Data to process:
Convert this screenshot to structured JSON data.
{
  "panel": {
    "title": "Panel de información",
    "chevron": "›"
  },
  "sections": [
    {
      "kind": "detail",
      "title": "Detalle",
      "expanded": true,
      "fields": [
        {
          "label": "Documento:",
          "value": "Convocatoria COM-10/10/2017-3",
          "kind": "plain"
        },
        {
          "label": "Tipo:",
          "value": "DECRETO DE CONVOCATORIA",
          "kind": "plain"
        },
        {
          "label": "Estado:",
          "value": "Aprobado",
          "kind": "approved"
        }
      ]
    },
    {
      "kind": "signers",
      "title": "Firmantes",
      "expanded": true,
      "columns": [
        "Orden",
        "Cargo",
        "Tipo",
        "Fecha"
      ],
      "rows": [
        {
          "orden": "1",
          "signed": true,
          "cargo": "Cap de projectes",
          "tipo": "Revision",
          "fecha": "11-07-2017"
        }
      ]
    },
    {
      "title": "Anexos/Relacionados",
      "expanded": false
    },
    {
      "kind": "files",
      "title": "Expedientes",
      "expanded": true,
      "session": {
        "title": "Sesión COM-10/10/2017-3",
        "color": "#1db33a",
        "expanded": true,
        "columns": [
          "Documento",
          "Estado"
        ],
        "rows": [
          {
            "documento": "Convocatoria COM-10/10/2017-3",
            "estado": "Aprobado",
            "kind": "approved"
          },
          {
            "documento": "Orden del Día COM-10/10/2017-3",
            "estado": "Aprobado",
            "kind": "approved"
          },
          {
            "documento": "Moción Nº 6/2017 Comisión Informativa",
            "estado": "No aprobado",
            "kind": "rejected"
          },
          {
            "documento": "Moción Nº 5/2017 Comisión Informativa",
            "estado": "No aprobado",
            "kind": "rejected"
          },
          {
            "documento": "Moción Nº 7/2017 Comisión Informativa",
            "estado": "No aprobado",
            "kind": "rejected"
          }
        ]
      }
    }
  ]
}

Given request: The records above are to be copied in full, exactly as written.

The result:
Convert this screenshot to structured JSON data.
{
  "panel": {
    "title": "Panel de información",
    "chevron": "›"
  },
  "sections": [
    {
      "kind": "detail",
      "title": "Detalle",
      "expanded": true,
      "fields": [
        {
          "label": "Documento:",
          "value": "Convocatoria COM-10/10/2017-3",
          "kind": "plain"
        },
        {
          "label": "Tipo:",
          "value": "DECRETO DE CONVOCATORIA",
          "kind": "plain"
        },
        {
          "label": "Estado:",
          "value": "Aprobado",
          "kind": "approved"
        }
      ]
    },
    {
      "kind": "signers",
      "title": "Firmantes",
      "expanded": true,
      "columns": [
        "Orden",
        "Cargo",
        "Tipo",
        "Fecha"
      ],
      "rows": [
        {
          "orden": "1",
          "signed": true,
          "cargo": "Cap de projectes",
          "tipo": "Revision",
          "fecha": "11-07-2017"
        }
      ]
    },
    {
      "title": "Anexos/Relacionados",
      "expanded": false
    },
    {
      "kind": "files",
      "title": "Expedientes",
      "expanded": true,
      "session": {
        "title": "Sesión COM-10/10/2017-3",
        "color": "#1db33a",
        "expanded": true,
        "columns": [
          "Documento",
          "Estado"
        ],
        "rows": [
          {
            "documento": "Convocatoria COM-10/10/2017-3",
            "estado": "Aprobado",
            "kind": "approved"
          },
          {
            "documento": "Orden del Día COM-10/10/2017-3",
            "estado": "Aprobado",
            "kind": "approved"
          },
          {
            "documento": "Moción Nº 6/2017 Comisión Informativa",
            "estado": "No aprobado",
            "kind": "rejected"
          },
          {
            "documento": "Moción Nº 5/2017 Comisión Informativa",
            "estado": "No aprobado",
            "kind": "rejected"
          },
          {
            "documento": "Moción Nº 7/2017 Comisión Informativa",
            "estado": "No aprobado",
            "kind": "rejected"
          }
        ]
      }
    }
  ]
}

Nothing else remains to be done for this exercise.